Saved entries
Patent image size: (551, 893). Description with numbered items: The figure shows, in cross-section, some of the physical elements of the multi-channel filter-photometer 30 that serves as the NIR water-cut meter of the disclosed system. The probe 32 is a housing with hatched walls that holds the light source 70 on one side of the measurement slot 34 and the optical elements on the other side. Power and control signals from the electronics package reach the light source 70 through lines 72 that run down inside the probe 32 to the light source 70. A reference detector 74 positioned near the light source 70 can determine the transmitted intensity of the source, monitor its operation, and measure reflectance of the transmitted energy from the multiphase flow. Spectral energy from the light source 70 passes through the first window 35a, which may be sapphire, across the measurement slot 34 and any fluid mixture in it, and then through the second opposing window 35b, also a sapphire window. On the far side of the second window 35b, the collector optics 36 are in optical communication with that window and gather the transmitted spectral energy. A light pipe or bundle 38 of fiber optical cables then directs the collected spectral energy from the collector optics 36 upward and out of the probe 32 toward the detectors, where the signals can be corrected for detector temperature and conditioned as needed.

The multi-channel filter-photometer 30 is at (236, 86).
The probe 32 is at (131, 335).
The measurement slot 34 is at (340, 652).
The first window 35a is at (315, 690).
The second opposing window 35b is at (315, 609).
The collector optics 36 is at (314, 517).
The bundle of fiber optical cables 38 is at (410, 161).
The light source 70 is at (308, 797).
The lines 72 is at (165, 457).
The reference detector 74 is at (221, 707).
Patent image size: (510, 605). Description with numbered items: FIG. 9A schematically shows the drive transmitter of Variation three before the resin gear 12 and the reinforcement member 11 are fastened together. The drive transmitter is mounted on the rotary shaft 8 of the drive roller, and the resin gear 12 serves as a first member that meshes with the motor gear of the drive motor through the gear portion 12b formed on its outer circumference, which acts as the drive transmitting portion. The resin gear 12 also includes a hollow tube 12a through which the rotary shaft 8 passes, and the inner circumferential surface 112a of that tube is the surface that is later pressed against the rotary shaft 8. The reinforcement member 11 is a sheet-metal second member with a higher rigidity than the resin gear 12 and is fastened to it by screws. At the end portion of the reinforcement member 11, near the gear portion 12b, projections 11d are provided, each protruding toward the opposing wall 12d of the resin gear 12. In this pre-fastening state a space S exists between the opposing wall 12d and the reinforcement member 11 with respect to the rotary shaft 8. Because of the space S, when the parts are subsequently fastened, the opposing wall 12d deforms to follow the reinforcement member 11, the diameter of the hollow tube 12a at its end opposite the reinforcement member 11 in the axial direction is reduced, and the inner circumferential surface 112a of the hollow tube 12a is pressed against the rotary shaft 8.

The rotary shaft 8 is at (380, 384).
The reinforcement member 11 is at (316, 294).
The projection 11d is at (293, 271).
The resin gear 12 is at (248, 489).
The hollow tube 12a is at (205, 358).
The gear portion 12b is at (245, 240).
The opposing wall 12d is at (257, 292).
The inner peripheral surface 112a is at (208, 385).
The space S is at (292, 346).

*REQUIREMENTS*: Pick out every line in the records above that contains the string "shaft", matching case exactly.

*ANSWER IN FULL*:
Patent image size: (510, 605). Description with numbered items: FIG. 9A schematically shows the drive transmitter of Variation three before the resin gear 12 and the reinforcement member 11 are fastened together. The drive transmitter is mounted on the rotary shaft 8 of the drive roller, and the resin gear 12 serves as a first member that meshes with the motor gear of the drive motor through the gear portion 12b formed on its outer circumference, which acts as the drive transmitting portion. The resin gear 12 also includes a hollow tube 12a through which the rotary shaft 8 passes, and the inner circumferential surface 112a of that tube is the surface that is later pressed against the rotary shaft 8. The reinforcement member 11 is a sheet-metal second member with a higher rigidity than the resin gear 12 and is fastened to it by screws. At the end portion of the reinforcement member 11, near the gear portion 12b, projections 11d are provided, each protruding toward the opposing wall 12d of the resin gear 12. In this pre-fastening state a space S exists between the opposing wall 12d and the reinforcement member 11 with respect to the rotary shaft 8. Because of the space S, when the parts are subsequently fastened, the opposing wall 12d deforms to follow the reinforcement member 11, the diameter of the hollow tube 12a at its end opposite the reinforcement member 11 in the axial direction is reduced, and the inner circumferential surface 112a of the hollow tube 12a is pressed against the rotary shaft 8.
The rotary shaft 8 is at (380, 384).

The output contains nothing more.